Dataset excerpt ::
+++
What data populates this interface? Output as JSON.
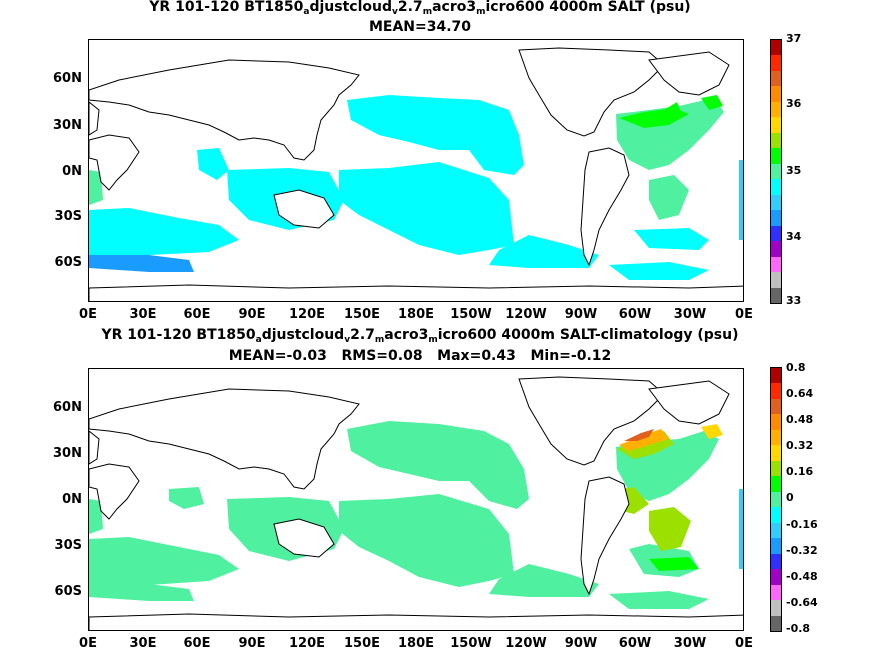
{
  "panels": [
    {
      "title_parts": [
        "YR 101-120 BT1850",
        "a",
        "djustcloud",
        "v",
        "2.7",
        "m",
        "acro3",
        "m",
        "icro600 4000m SALT (psu)"
      ],
      "subtitle": "MEAN=34.70",
      "colorbar": {
        "labels": [
          "37",
          "36",
          "35",
          "34",
          "33"
        ],
        "colors": [
          "#666666",
          "#c0c0c0",
          "#ff66ff",
          "#a000c8",
          "#3030ff",
          "#1a9bff",
          "#33ccff",
          "#00ffff",
          "#4ff0a0",
          "#00ff00",
          "#9be000",
          "#ffd800",
          "#ffb000",
          "#ff8c00",
          "#e06020",
          "#ff2a00",
          "#b00000"
        ]
      }
    },
    {
      "title_parts": [
        "YR 101-120 BT1850",
        "a",
        "djustcloud",
        "v",
        "2.7",
        "m",
        "acro3",
        "m",
        "icro600 4000m SALT-climatology (psu)"
      ],
      "subtitle": "MEAN=-0.03   RMS=0.08   Max=0.43   Min=-0.12",
      "colorbar": {
        "labels": [
          "0.8",
          "0.64",
          "0.48",
          "0.32",
          "0.16",
          "0",
          "-0.16",
          "-0.32",
          "-0.48",
          "-0.64",
          "-0.8"
        ],
        "colors": [
          "#666666",
          "#c0c0c0",
          "#ff66ff",
          "#a000c8",
          "#3030ff",
          "#1a9bff",
          "#33ccff",
          "#00ffff",
          "#4ff0a0",
          "#00ff00",
          "#9be000",
          "#ffd800",
          "#ffb000",
          "#ff8c00",
          "#e06020",
          "#ff2a00",
          "#b00000"
        ]
      }
    }
  ],
  "lat_labels": [
    "60N",
    "30N",
    "0N",
    "30S",
    "60S"
  ],
  "lon_labels": [
    "0E",
    "30E",
    "60E",
    "90E",
    "120E",
    "150E",
    "180E",
    "150W",
    "120W",
    "90W",
    "60W",
    "30W",
    "0E"
  ]
}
+++
Pick out all lines from the data above in which the word "SALT" appears.

TASK RESPONSE ::
        "icro600 4000m SALT (psu)"
        "icro600 4000m SALT-climatology (psu)"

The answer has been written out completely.